Segment Start: SUPPLIED RECORDS

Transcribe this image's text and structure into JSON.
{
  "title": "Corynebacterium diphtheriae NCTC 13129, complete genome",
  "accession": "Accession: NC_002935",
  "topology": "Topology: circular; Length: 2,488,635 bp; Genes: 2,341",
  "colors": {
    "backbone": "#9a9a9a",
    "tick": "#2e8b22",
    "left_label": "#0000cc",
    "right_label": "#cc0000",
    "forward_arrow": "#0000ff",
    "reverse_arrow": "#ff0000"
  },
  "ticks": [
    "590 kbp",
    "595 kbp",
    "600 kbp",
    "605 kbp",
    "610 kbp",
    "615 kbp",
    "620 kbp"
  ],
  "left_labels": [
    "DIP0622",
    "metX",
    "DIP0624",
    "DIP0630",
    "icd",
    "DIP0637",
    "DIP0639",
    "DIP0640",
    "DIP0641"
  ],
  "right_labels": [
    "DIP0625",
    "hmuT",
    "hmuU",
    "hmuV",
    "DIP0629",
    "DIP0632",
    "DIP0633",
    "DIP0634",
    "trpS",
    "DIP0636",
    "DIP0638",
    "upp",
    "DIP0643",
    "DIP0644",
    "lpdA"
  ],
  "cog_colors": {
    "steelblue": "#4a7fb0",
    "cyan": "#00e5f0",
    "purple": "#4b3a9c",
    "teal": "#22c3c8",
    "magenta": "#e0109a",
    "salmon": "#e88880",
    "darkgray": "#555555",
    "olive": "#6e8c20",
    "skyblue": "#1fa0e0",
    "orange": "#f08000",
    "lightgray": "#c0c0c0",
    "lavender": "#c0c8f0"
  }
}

Segment End: SUPPLIED RECORDS

* **ASSIGNED TASK**:
Return each line above exactly.

* **RESULT OF THE EXERCISE**:
Transcribe this image's text and structure into JSON.
{
  "title": "Corynebacterium diphtheriae NCTC 13129, complete genome",
  "accession": "Accession: NC_002935",
  "topology": "Topology: circular; Length: 2,488,635 bp; Genes: 2,341",
  "colors": {
    "backbone": "#9a9a9a",
    "tick": "#2e8b22",
    "left_label": "#0000cc",
    "right_label": "#cc0000",
    "forward_arrow": "#0000ff",
    "reverse_arrow": "#ff0000"
  },
  "ticks": [
    "590 kbp",
    "595 kbp",
    "600 kbp",
    "605 kbp",
    "610 kbp",
    "615 kbp",
    "620 kbp"
  ],
  "left_labels": [
    "DIP0622",
    "metX",
    "DIP0624",
    "DIP0630",
    "icd",
    "DIP0637",
    "DIP0639",
    "DIP0640",
    "DIP0641"
  ],
  "right_labels": [
    "DIP0625",
    "hmuT",
    "hmuU",
    "hmuV",
    "DIP0629",
    "DIP0632",
    "DIP0633",
    "DIP0634",
    "trpS",
    "DIP0636",
    "DIP0638",
    "upp",
    "DIP0643",
    "DIP0644",
    "lpdA"
  ],
  "cog_colors": {
    "steelblue": "#4a7fb0",
    "cyan": "#00e5f0",
    "purple": "#4b3a9c",
    "teal": "#22c3c8",
    "magenta": "#e0109a",
    "salmon": "#e88880",
    "darkgray": "#555555",
    "olive": "#6e8c20",
    "skyblue": "#1fa0e0",
    "orange": "#f08000",
    "lightgray": "#c0c0c0",
    "lavender": "#c0c8f0"
  }
}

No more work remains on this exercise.